Data to examine ->
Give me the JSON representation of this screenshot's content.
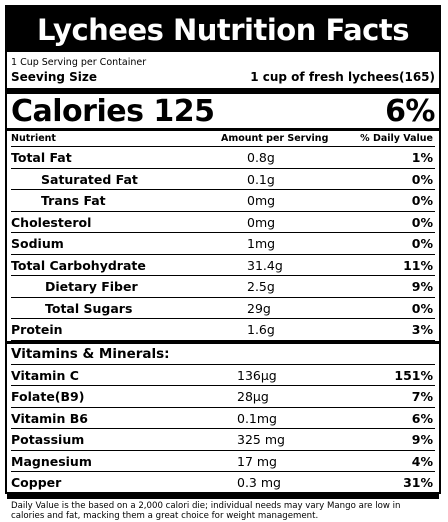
{
  "title": "Lychees Nutrition Facts",
  "servings_per_container": "1 Cup Serving per Container",
  "serving_size_label": "Seeving Size",
  "serving_size_value": "1 cup of fresh lychees(165)",
  "calories_label": "Calories 125",
  "calories_dv": "6%",
  "headers": {
    "nutrient": "Nutrient",
    "amount": "Amount per Serving",
    "daily_value": "% Daily Value"
  },
  "nutrients": [
    {
      "name": "Total Fat",
      "amount": "0.8g",
      "dv": "1%"
    },
    {
      "name": "Saturated Fat",
      "amount": "0.1g",
      "dv": "0%"
    },
    {
      "name": "Trans Fat",
      "amount": "0mg",
      "dv": "0%"
    },
    {
      "name": "Cholesterol",
      "amount": "0mg",
      "dv": "0%"
    },
    {
      "name": "Sodium",
      "amount": "1mg",
      "dv": "0%"
    },
    {
      "name": "Total Carbohydrate",
      "amount": "31.4g",
      "dv": "11%"
    },
    {
      "name": "Dietary Fiber",
      "amount": "2.5g",
      "dv": "9%"
    },
    {
      "name": "Total Sugars",
      "amount": "29g",
      "dv": "0%"
    },
    {
      "name": "Protein",
      "amount": "1.6g",
      "dv": "3%"
    }
  ],
  "vitamins_title": "Vitamins & Minerals:",
  "vitamins": [
    {
      "name": "Vitamin C",
      "amount": "136µg",
      "dv": "151%"
    },
    {
      "name": "Folate(B9)",
      "amount": "28µg",
      "dv": "7%"
    },
    {
      "name": "Vitamin B6",
      "amount": "0.1mg",
      "dv": "6%"
    },
    {
      "name": "Potassium",
      "amount": "325 mg",
      "dv": "9%"
    },
    {
      "name": "Magnesium",
      "amount": "17 mg",
      "dv": "4%"
    },
    {
      "name": "Copper",
      "amount": "0.3 mg",
      "dv": "31%"
    }
  ],
  "footnote": "Daily Value is the based on a 2,000 calori die; individual needs may vary Mango are low in calories and fat, macking them a great choice for weight management."
}
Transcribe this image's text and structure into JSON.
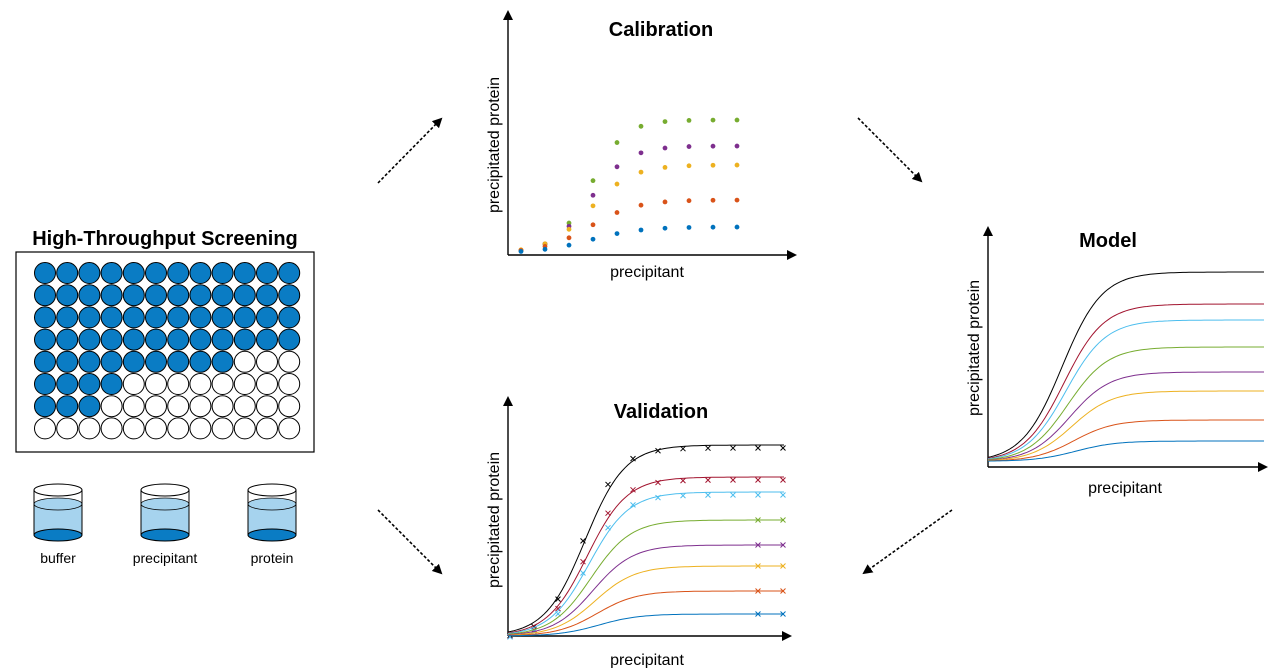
{
  "screening": {
    "title": "High-Throughput Screening",
    "reagents": [
      "buffer",
      "precipitant",
      "protein"
    ]
  },
  "calibration": {
    "title": "Calibration",
    "x_label": "precipitant",
    "y_label": "precipitated protein"
  },
  "model": {
    "title": "Model",
    "x_label": "precipitant",
    "y_label": "precipitated protein"
  },
  "validation": {
    "title": "Validation",
    "x_label": "precipitant",
    "y_label": "precipitated protein"
  }
}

Prompt -> Please set down the whole listing exactly, apart from the pictures.

Output for this task ->
Give me the JSON representation of this screenshot's content.
{
  "title": "Lychees Nutrition Facts",
  "servings_per_container": "1 Cup Serving per Container",
  "serving_size_label": "Seeving Size",
  "serving_size_value": "1 cup of fresh lychees(165)",
  "calories_label": "Calories 125",
  "calories_dv": "6%",
  "headers": {
    "nutrient": "Nutrient",
    "amount": "Amount per Serving",
    "daily_value": "% Daily Value"
  },
  "nutrients": [
    {
      "name": "Total Fat",
      "amount": "0.8g",
      "dv": "1%"
    },
    {
      "name": "Saturated Fat",
      "amount": "0.1g",
      "dv": "0%"
    },
    {
      "name": "Trans Fat",
      "amount": "0mg",
      "dv": "0%"
    },
    {
      "name": "Cholesterol",
      "amount": "0mg",
      "dv": "0%"
    },
    {
      "name": "Sodium",
      "amount": "1mg",
      "dv": "0%"
    },
    {
      "name": "Total Carbohydrate",
      "amount": "31.4g",
      "dv": "11%"
    },
    {
      "name": "Dietary Fiber",
      "amount": "2.5g",
      "dv": "9%"
    },
    {
      "name": "Total Sugars",
      "amount": "29g",
      "dv": "0%"
    },
    {
      "name": "Protein",
      "amount": "1.6g",
      "dv": "3%"
    }
  ],
  "vitamins_title": "Vitamins & Minerals:",
  "vitamins": [
    {
      "name": "Vitamin C",
      "amount": "136µg",
      "dv": "151%"
    },
    {
      "name": "Folate(B9)",
      "amount": "28µg",
      "dv": "7%"
    },
    {
      "name": "Vitamin B6",
      "amount": "0.1mg",
      "dv": "6%"
    },
    {
      "name": "Potassium",
      "amount": "325 mg",
      "dv": "9%"
    },
    {
      "name": "Magnesium",
      "amount": "17 mg",
      "dv": "4%"
    },
    {
      "name": "Copper",
      "amount": "0.3 mg",
      "dv": "31%"
    }
  ],
  "footnote": "Daily Value is the based on a 2,000 calori die; individual needs may vary Mango are low in calories and fat, macking them a great choice for weight management."
}
Transcribe this image's text and structure into JSON.
{
  "screening": {
    "title": "High-Throughput Screening",
    "reagents": [
      "buffer",
      "precipitant",
      "protein"
    ]
  },
  "calibration": {
    "title": "Calibration",
    "x_label": "precipitant",
    "y_label": "precipitated protein"
  },
  "model": {
    "title": "Model",
    "x_label": "precipitant",
    "y_label": "precipitated protein"
  },
  "validation": {
    "title": "Validation",
    "x_label": "precipitant",
    "y_label": "precipitated protein"
  }
}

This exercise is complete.